Start of EXTRACTED MATERIAL

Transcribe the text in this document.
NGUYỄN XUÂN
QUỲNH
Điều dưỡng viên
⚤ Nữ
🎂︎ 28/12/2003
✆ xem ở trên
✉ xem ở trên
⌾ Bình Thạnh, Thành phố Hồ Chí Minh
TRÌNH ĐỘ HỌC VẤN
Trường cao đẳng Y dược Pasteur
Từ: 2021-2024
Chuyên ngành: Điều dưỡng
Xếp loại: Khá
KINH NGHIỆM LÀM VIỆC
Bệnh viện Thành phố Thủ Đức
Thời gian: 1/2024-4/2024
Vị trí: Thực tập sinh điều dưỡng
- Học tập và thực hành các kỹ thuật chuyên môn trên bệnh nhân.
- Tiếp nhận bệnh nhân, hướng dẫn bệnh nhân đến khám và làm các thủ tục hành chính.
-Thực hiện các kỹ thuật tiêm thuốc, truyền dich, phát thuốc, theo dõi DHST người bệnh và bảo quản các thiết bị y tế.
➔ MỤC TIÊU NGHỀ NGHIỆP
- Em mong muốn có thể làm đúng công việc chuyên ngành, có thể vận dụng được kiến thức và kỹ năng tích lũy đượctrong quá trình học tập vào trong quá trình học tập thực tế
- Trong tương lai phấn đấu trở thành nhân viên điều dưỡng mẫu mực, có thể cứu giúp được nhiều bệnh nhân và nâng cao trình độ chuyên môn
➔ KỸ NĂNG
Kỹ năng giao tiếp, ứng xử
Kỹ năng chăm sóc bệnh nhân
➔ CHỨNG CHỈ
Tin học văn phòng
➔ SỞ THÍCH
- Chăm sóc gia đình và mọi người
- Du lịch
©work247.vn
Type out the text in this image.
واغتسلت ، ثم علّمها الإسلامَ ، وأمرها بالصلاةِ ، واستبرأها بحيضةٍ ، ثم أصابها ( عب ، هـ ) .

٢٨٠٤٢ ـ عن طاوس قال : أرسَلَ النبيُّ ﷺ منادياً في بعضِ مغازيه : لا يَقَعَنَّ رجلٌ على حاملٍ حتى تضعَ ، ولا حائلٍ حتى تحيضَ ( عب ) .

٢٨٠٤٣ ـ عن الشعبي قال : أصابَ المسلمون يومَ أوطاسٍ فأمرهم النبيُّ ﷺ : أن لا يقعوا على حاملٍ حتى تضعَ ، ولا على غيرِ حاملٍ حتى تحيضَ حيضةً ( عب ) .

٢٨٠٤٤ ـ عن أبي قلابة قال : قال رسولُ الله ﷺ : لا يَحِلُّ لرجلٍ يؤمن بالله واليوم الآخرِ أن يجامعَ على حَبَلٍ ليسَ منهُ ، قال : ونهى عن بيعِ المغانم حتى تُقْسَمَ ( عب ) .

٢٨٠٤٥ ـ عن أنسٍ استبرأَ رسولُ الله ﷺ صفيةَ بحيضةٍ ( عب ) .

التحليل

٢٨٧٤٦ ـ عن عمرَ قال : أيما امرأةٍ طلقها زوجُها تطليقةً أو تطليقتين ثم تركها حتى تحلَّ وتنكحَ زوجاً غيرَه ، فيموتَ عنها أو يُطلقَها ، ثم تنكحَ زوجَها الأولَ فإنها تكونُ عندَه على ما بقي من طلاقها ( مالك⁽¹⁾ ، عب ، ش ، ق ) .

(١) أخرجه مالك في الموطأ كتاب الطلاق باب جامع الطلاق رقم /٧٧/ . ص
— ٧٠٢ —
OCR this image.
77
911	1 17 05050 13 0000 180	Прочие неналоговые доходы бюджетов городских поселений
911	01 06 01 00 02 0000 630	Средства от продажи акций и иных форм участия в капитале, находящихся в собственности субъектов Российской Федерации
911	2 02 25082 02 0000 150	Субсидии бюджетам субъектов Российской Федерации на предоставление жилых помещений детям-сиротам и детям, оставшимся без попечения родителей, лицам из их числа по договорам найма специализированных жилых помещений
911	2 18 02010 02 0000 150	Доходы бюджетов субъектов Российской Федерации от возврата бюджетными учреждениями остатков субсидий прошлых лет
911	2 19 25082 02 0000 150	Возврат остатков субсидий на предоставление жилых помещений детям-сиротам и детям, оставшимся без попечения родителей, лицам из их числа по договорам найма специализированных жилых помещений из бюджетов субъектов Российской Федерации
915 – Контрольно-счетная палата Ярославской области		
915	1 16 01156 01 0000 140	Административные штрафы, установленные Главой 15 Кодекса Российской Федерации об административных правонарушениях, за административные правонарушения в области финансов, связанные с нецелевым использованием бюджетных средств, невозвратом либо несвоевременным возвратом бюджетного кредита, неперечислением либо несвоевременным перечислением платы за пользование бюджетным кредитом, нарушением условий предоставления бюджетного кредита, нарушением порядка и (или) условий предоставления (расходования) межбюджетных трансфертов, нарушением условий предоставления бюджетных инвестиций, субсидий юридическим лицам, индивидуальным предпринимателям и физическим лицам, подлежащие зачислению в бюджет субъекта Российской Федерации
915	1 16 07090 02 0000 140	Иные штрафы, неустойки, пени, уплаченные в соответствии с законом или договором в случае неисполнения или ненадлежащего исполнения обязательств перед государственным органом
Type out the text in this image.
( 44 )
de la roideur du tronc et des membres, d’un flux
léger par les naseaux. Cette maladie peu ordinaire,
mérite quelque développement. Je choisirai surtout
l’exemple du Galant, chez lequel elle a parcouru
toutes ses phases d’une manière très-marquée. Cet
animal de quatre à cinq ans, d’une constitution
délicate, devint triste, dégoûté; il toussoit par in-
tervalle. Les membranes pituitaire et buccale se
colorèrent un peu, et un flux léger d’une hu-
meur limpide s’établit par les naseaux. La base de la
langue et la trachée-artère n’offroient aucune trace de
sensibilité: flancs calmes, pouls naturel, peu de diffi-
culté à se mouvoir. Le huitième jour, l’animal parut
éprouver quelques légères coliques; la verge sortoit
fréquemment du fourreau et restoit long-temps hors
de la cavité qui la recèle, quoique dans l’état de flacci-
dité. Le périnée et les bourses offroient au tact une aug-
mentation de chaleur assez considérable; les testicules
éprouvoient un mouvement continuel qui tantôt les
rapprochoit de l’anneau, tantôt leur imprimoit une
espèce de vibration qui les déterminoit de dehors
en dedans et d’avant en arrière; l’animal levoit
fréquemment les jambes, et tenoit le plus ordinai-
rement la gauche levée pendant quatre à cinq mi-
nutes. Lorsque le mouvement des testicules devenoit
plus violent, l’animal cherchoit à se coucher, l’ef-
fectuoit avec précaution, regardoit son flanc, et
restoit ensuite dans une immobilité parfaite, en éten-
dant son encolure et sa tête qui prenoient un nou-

End of EXTRACTED MATERIAL

- **GOAL**
Return every record above exactly as it appears.

- **RESULT OF THIS EXERCISE**
Transcribe the text in this document.
NGUYỄN XUÂN
QUỲNH
Điều dưỡng viên
⚤ Nữ
🎂︎ 28/12/2003
✆ xem ở trên
✉ xem ở trên
⌾ Bình Thạnh, Thành phố Hồ Chí Minh
TRÌNH ĐỘ HỌC VẤN
Trường cao đẳng Y dược Pasteur
Từ: 2021-2024
Chuyên ngành: Điều dưỡng
Xếp loại: Khá
KINH NGHIỆM LÀM VIỆC
Bệnh viện Thành phố Thủ Đức
Thời gian: 1/2024-4/2024
Vị trí: Thực tập sinh điều dưỡng
- Học tập và thực hành các kỹ thuật chuyên môn trên bệnh nhân.
- Tiếp nhận bệnh nhân, hướng dẫn bệnh nhân đến khám và làm các thủ tục hành chính.
-Thực hiện các kỹ thuật tiêm thuốc, truyền dich, phát thuốc, theo dõi DHST người bệnh và bảo quản các thiết bị y tế.
➔ MỤC TIÊU NGHỀ NGHIỆP
- Em mong muốn có thể làm đúng công việc chuyên ngành, có thể vận dụng được kiến thức và kỹ năng tích lũy đượctrong quá trình học tập vào trong quá trình học tập thực tế
- Trong tương lai phấn đấu trở thành nhân viên điều dưỡng mẫu mực, có thể cứu giúp được nhiều bệnh nhân và nâng cao trình độ chuyên môn
➔ KỸ NĂNG
Kỹ năng giao tiếp, ứng xử
Kỹ năng chăm sóc bệnh nhân
➔ CHỨNG CHỈ
Tin học văn phòng
➔ SỞ THÍCH
- Chăm sóc gia đình và mọi người
- Du lịch
©work247.vn
Type out the text in this image.
واغتسلت ، ثم علّمها الإسلامَ ، وأمرها بالصلاةِ ، واستبرأها بحيضةٍ ، ثم أصابها ( عب ، هـ ) .

٢٨٠٤٢ ـ عن طاوس قال : أرسَلَ النبيُّ ﷺ منادياً في بعضِ مغازيه : لا يَقَعَنَّ رجلٌ على حاملٍ حتى تضعَ ، ولا حائلٍ حتى تحيضَ ( عب ) .

٢٨٠٤٣ ـ عن الشعبي قال : أصابَ المسلمون يومَ أوطاسٍ فأمرهم النبيُّ ﷺ : أن لا يقعوا على حاملٍ حتى تضعَ ، ولا على غيرِ حاملٍ حتى تحيضَ حيضةً ( عب ) .

٢٨٠٤٤ ـ عن أبي قلابة قال : قال رسولُ الله ﷺ : لا يَحِلُّ لرجلٍ يؤمن بالله واليوم الآخرِ أن يجامعَ على حَبَلٍ ليسَ منهُ ، قال : ونهى عن بيعِ المغانم حتى تُقْسَمَ ( عب ) .

٢٨٠٤٥ ـ عن أنسٍ استبرأَ رسولُ الله ﷺ صفيةَ بحيضةٍ ( عب ) .

التحليل

٢٨٧٤٦ ـ عن عمرَ قال : أيما امرأةٍ طلقها زوجُها تطليقةً أو تطليقتين ثم تركها حتى تحلَّ وتنكحَ زوجاً غيرَه ، فيموتَ عنها أو يُطلقَها ، ثم تنكحَ زوجَها الأولَ فإنها تكونُ عندَه على ما بقي من طلاقها ( مالك⁽¹⁾ ، عب ، ش ، ق ) .

(١) أخرجه مالك في الموطأ كتاب الطلاق باب جامع الطلاق رقم /٧٧/ . ص
— ٧٠٢ —
OCR this image.
77
911	1 17 05050 13 0000 180	Прочие неналоговые доходы бюджетов городских поселений
911	01 06 01 00 02 0000 630	Средства от продажи акций и иных форм участия в капитале, находящихся в собственности субъектов Российской Федерации
911	2 02 25082 02 0000 150	Субсидии бюджетам субъектов Российской Федерации на предоставление жилых помещений детям-сиротам и детям, оставшимся без попечения родителей, лицам из их числа по договорам найма специализированных жилых помещений
911	2 18 02010 02 0000 150	Доходы бюджетов субъектов Российской Федерации от возврата бюджетными учреждениями остатков субсидий прошлых лет
911	2 19 25082 02 0000 150	Возврат остатков субсидий на предоставление жилых помещений детям-сиротам и детям, оставшимся без попечения родителей, лицам из их числа по договорам найма специализированных жилых помещений из бюджетов субъектов Российской Федерации
915 – Контрольно-счетная палата Ярославской области		
915	1 16 01156 01 0000 140	Административные штрафы, установленные Главой 15 Кодекса Российской Федерации об административных правонарушениях, за административные правонарушения в области финансов, связанные с нецелевым использованием бюджетных средств, невозвратом либо несвоевременным возвратом бюджетного кредита, неперечислением либо несвоевременным перечислением платы за пользование бюджетным кредитом, нарушением условий предоставления бюджетного кредита, нарушением порядка и (или) условий предоставления (расходования) межбюджетных трансфертов, нарушением условий предоставления бюджетных инвестиций, субсидий юридическим лицам, индивидуальным предпринимателям и физическим лицам, подлежащие зачислению в бюджет субъекта Российской Федерации
915	1 16 07090 02 0000 140	Иные штрафы, неустойки, пени, уплаченные в соответствии с законом или договором в случае неисполнения или ненадлежащего исполнения обязательств перед государственным органом
Type out the text in this image.
( 44 )
de la roideur du tronc et des membres, d’un flux
léger par les naseaux. Cette maladie peu ordinaire,
mérite quelque développement. Je choisirai surtout
l’exemple du Galant, chez lequel elle a parcouru
toutes ses phases d’une manière très-marquée. Cet
animal de quatre à cinq ans, d’une constitution
délicate, devint triste, dégoûté; il toussoit par in-
tervalle. Les membranes pituitaire et buccale se
colorèrent un peu, et un flux léger d’une hu-
meur limpide s’établit par les naseaux. La base de la
langue et la trachée-artère n’offroient aucune trace de
sensibilité: flancs calmes, pouls naturel, peu de diffi-
culté à se mouvoir. Le huitième jour, l’animal parut
éprouver quelques légères coliques; la verge sortoit
fréquemment du fourreau et restoit long-temps hors
de la cavité qui la recèle, quoique dans l’état de flacci-
dité. Le périnée et les bourses offroient au tact une aug-
mentation de chaleur assez considérable; les testicules
éprouvoient un mouvement continuel qui tantôt les
rapprochoit de l’anneau, tantôt leur imprimoit une
espèce de vibration qui les déterminoit de dehors
en dedans et d’avant en arrière; l’animal levoit
fréquemment les jambes, et tenoit le plus ordinai-
rement la gauche levée pendant quatre à cinq mi-
nutes. Lorsque le mouvement des testicules devenoit
plus violent, l’animal cherchoit à se coucher, l’ef-
fectuoit avec précaution, regardoit son flanc, et
restoit ensuite dans une immobilité parfaite, en éten-
dant son encolure et sa tête qui prenoient un nou-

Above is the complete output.